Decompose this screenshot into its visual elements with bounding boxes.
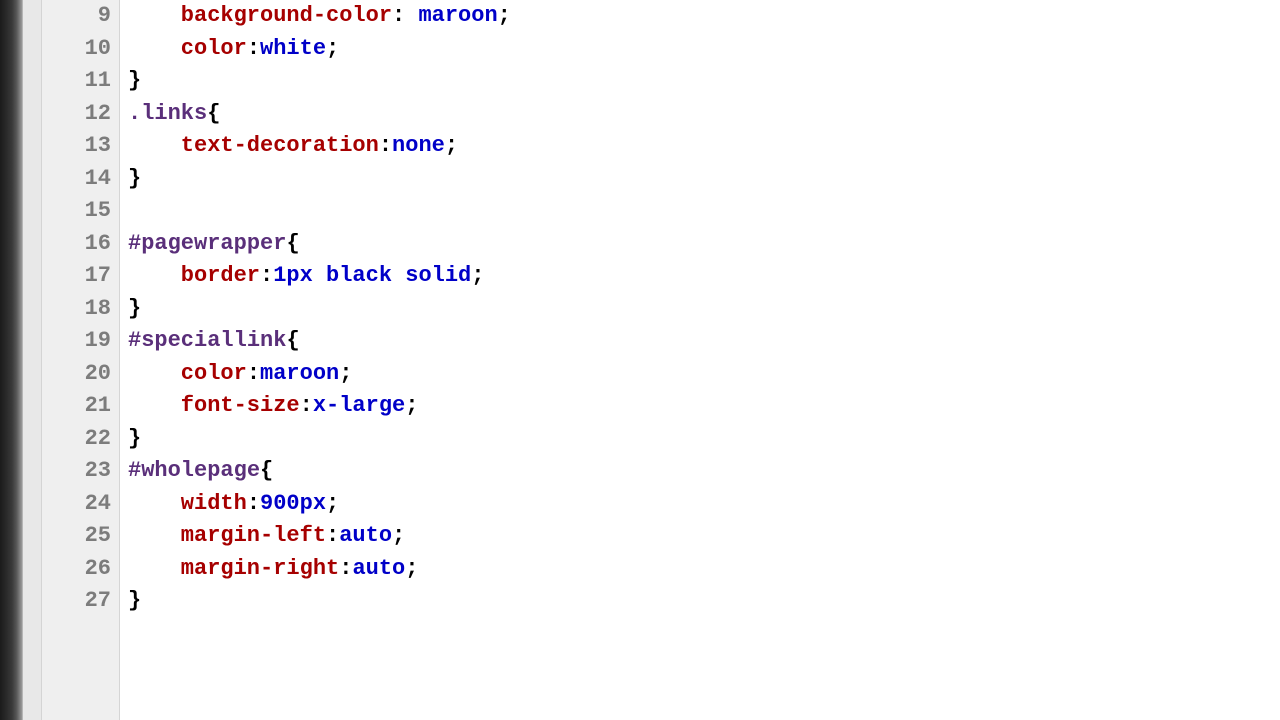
code-token: : <box>339 556 352 581</box>
code-token: } <box>128 68 141 93</box>
code-token: width <box>181 491 247 516</box>
code-token: .links <box>128 101 207 126</box>
code-line[interactable]: #speciallink{ <box>128 325 1280 358</box>
code-token: black <box>326 263 392 288</box>
code-token: ; <box>326 491 339 516</box>
code-editor: 9101112131415161718192021222324252627 ba… <box>0 0 1280 720</box>
code-token: x-large <box>313 393 405 418</box>
code-line[interactable]: #pagewrapper{ <box>128 228 1280 261</box>
line-number: 9 <box>42 0 119 33</box>
code-line[interactable]: } <box>128 65 1280 98</box>
code-token: margin-left <box>181 523 326 548</box>
line-number-gutter: 9101112131415161718192021222324252627 <box>42 0 120 720</box>
code-token: text-decoration <box>181 133 379 158</box>
code-token: : <box>247 36 260 61</box>
code-token: none <box>392 133 445 158</box>
line-number: 23 <box>42 455 119 488</box>
code-token: background-color <box>181 3 392 28</box>
line-number: 16 <box>42 228 119 261</box>
code-token: } <box>128 296 141 321</box>
code-token: ; <box>445 133 458 158</box>
code-area[interactable]: background-color: maroon;color:white;}.l… <box>120 0 1280 720</box>
line-number: 27 <box>42 585 119 618</box>
line-number: 19 <box>42 325 119 358</box>
code-token: white <box>260 36 326 61</box>
line-number: 22 <box>42 423 119 456</box>
code-token: ; <box>405 393 418 418</box>
code-token: { <box>286 328 299 353</box>
code-line[interactable]: width:900px; <box>128 488 1280 521</box>
line-number: 10 <box>42 33 119 66</box>
code-token: ; <box>498 3 511 28</box>
code-token: : <box>392 3 418 28</box>
code-token: color <box>181 36 247 61</box>
code-token: } <box>128 426 141 451</box>
code-token: font-size <box>181 393 300 418</box>
line-number: 18 <box>42 293 119 326</box>
code-token: #wholepage <box>128 458 260 483</box>
code-line[interactable]: text-decoration:none; <box>128 130 1280 163</box>
line-number: 15 <box>42 195 119 228</box>
code-token: border <box>181 263 260 288</box>
code-token <box>313 263 326 288</box>
code-line[interactable]: font-size:x-large; <box>128 390 1280 423</box>
line-number: 13 <box>42 130 119 163</box>
code-token: maroon <box>418 3 497 28</box>
code-token: ; <box>405 556 418 581</box>
code-line[interactable]: #wholepage{ <box>128 455 1280 488</box>
line-number: 14 <box>42 163 119 196</box>
code-token: ; <box>339 361 352 386</box>
code-line[interactable]: margin-right:auto; <box>128 553 1280 586</box>
code-token: auto <box>339 523 392 548</box>
code-token: : <box>326 523 339 548</box>
code-token: maroon <box>260 361 339 386</box>
code-token: #speciallink <box>128 328 286 353</box>
code-line[interactable]: } <box>128 293 1280 326</box>
code-token: : <box>247 361 260 386</box>
code-line[interactable]: .links{ <box>128 98 1280 131</box>
line-number: 20 <box>42 358 119 391</box>
code-token: : <box>300 393 313 418</box>
code-line[interactable]: color:white; <box>128 33 1280 66</box>
code-token: ; <box>471 263 484 288</box>
line-number: 21 <box>42 390 119 423</box>
code-token: { <box>207 101 220 126</box>
line-number: 17 <box>42 260 119 293</box>
line-number: 26 <box>42 553 119 586</box>
code-token: ; <box>326 36 339 61</box>
code-token: ; <box>392 523 405 548</box>
code-line[interactable]: color:maroon; <box>128 358 1280 391</box>
code-token: color <box>181 361 247 386</box>
line-number: 12 <box>42 98 119 131</box>
code-token: : <box>379 133 392 158</box>
code-token: { <box>260 458 273 483</box>
window-chrome-strip <box>0 0 23 720</box>
code-line[interactable]: border:1px black solid; <box>128 260 1280 293</box>
code-token: auto <box>352 556 405 581</box>
editor-fold-margin[interactable] <box>23 0 42 720</box>
code-line[interactable]: background-color: maroon; <box>128 0 1280 33</box>
code-token: : <box>247 491 260 516</box>
code-line[interactable]: } <box>128 163 1280 196</box>
code-token: margin-right <box>181 556 339 581</box>
code-line[interactable]: } <box>128 423 1280 456</box>
code-token: } <box>128 166 141 191</box>
code-token: : <box>260 263 273 288</box>
code-token: } <box>128 588 141 613</box>
code-token: 900px <box>260 491 326 516</box>
code-token <box>392 263 405 288</box>
code-token: solid <box>405 263 471 288</box>
code-token: #pagewrapper <box>128 231 286 256</box>
line-number: 25 <box>42 520 119 553</box>
code-token: { <box>286 231 299 256</box>
code-line[interactable]: margin-left:auto; <box>128 520 1280 553</box>
code-line[interactable] <box>128 195 1280 228</box>
code-token: 1px <box>273 263 313 288</box>
line-number: 24 <box>42 488 119 521</box>
line-number: 11 <box>42 65 119 98</box>
code-line[interactable]: } <box>128 585 1280 618</box>
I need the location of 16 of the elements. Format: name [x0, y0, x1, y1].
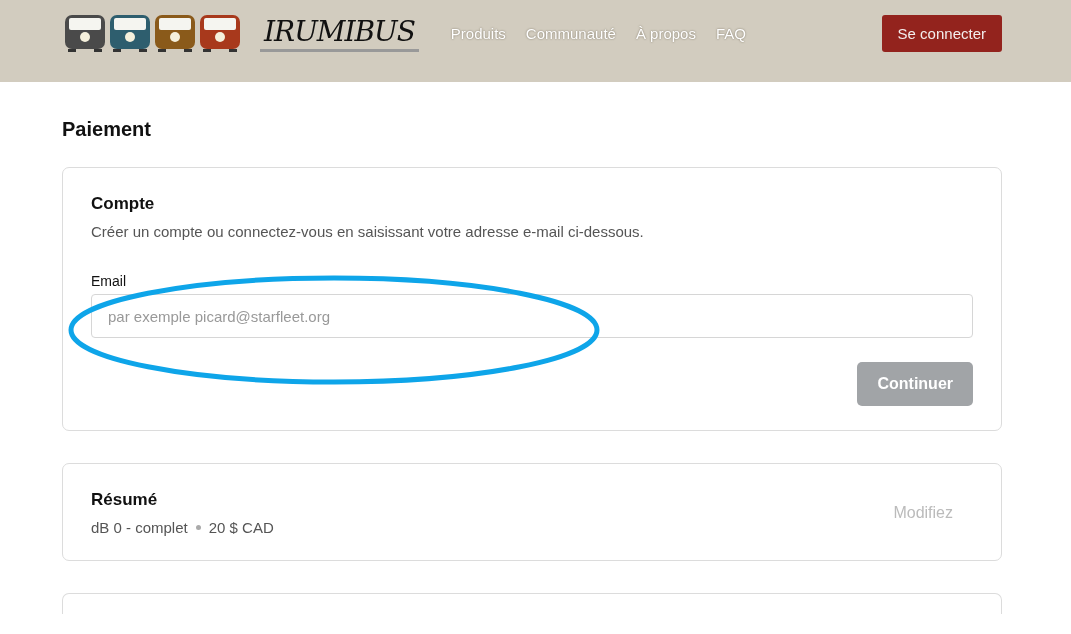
- card-title: Compte: [91, 194, 156, 214]
- product-price: 20 $ CAD: [208, 519, 274, 536]
- email-field[interactable]: par exemple picard@starfleet.org: [91, 294, 973, 338]
- field-label: Email: [91, 273, 127, 289]
- nav-link[interactable]: Communauté: [525, 24, 616, 42]
- login-button[interactable]: Se connecter: [881, 14, 1002, 52]
- card-title: Résumé: [91, 490, 159, 510]
- brand-logo[interactable]: IRUMIBUS: [260, 14, 419, 52]
- nav-link[interactable]: À propos: [635, 24, 696, 42]
- edit-link[interactable]: Modifiez: [893, 504, 953, 522]
- separator-dot: [195, 525, 201, 530]
- nav-link[interactable]: FAQ: [715, 24, 746, 42]
- page-title: Paiement: [62, 118, 152, 141]
- card-description: Créer un compte ou connectez-vous en saisissant votre adresse e-mail ci-dessous.: [91, 223, 645, 240]
- product-name: dB 0 - complet: [91, 519, 188, 536]
- nav-link[interactable]: Produits: [450, 24, 506, 42]
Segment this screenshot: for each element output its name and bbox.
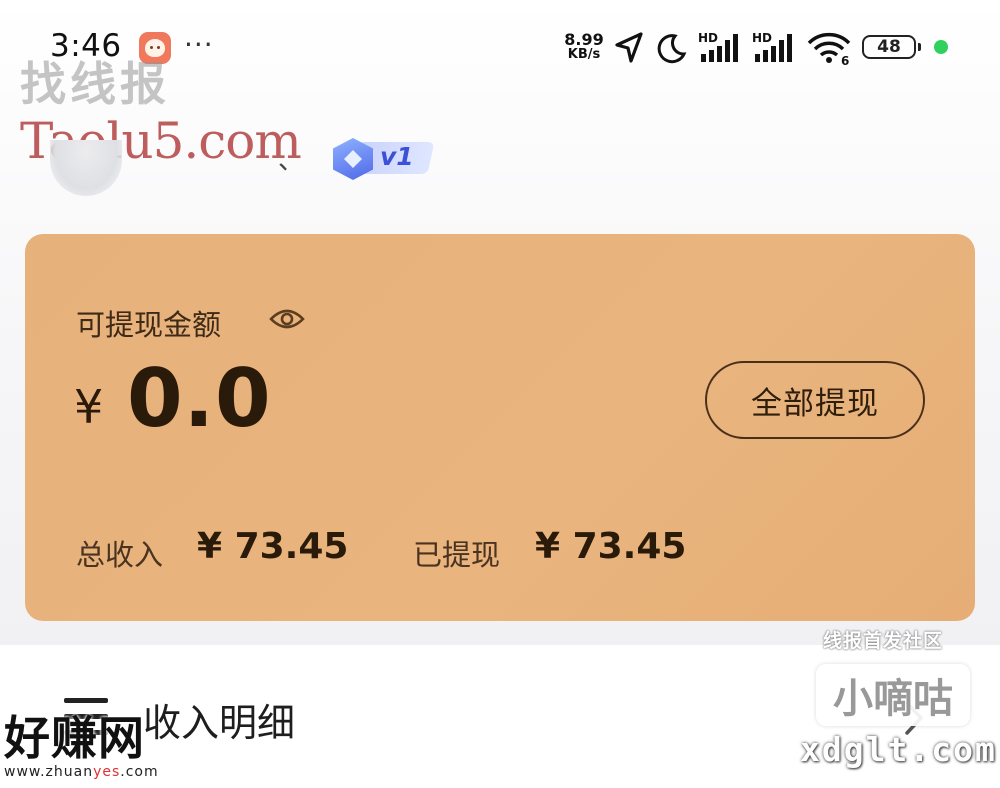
withdrawn-value: ¥ 73.45: [535, 526, 687, 567]
total-income-label: 总收入: [76, 538, 164, 572]
withdrawn-label: 已提现: [413, 538, 501, 572]
svg-text:6: 6: [841, 54, 849, 66]
network-speed: 8.99 KB/s: [564, 30, 604, 63]
more-notifications-icon: ···: [184, 28, 214, 61]
charging-indicator: [934, 40, 948, 54]
total-income-value: ¥ 73.45: [197, 526, 349, 567]
battery-icon: 48: [862, 35, 921, 59]
watermark-logo-right: 小嘀咕: [816, 664, 970, 726]
moon-icon: [657, 34, 687, 64]
vip-level: v1: [380, 142, 414, 171]
watermark-logo-left: 好赚网 www.zhuanyes.com: [4, 711, 159, 780]
currency-symbol: ¥: [74, 380, 104, 434]
signal-hd-icon: HD: [752, 31, 792, 62]
svg-text:HD: HD: [698, 31, 718, 45]
watermark-text: 找线报: [20, 57, 170, 111]
balance-card: 可提现金额 ¥ 0.0 全部提现 总收入 ¥ 73.45 已提现 ¥ 73.45: [25, 234, 975, 621]
wifi-6-icon: 6: [807, 32, 851, 66]
signal-hd-icon: HD: [698, 31, 738, 62]
svg-text:HD: HD: [752, 31, 772, 45]
withdrawable-amount-label: 可提现金额: [76, 308, 222, 342]
location-arrow-icon: [615, 32, 643, 63]
withdrawable-amount: 0.0: [127, 352, 272, 445]
withdraw-all-button[interactable]: 全部提现: [705, 361, 925, 439]
income-detail-title[interactable]: 收入明细: [143, 692, 295, 747]
watermark-url-right: xdglt.com: [800, 730, 997, 769]
username: 、: [278, 146, 305, 176]
eye-icon[interactable]: [269, 306, 305, 332]
watermark-slogan: 线报首发社区: [823, 630, 944, 652]
vip-badge[interactable]: v1: [333, 138, 435, 180]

# Short exercise
Copy the lines starting at "- card-title: Compte: [91, 194, 156, 214]" and ending at "- nav-link[interactable]: À", substituting "section-title" for "card-title" and changing nothing else.

# Output of the exercise
- section-title: Compte: [91, 194, 156, 214]
- product-price: 20 $ CAD: [208, 519, 274, 536]
- email-field[interactable]: par exemple picard@starfleet.org: [91, 294, 973, 338]
- field-label: Email: [91, 273, 127, 289]
- nav-link[interactable]: Communauté: [525, 24, 616, 42]
- login-button[interactable]: Se connecter: [881, 14, 1002, 52]
- section-title: Résumé: [91, 490, 159, 510]
- brand-logo[interactable]: IRUMIBUS: [260, 14, 419, 52]
- nav-link[interactable]: À propos: [635, 24, 696, 42]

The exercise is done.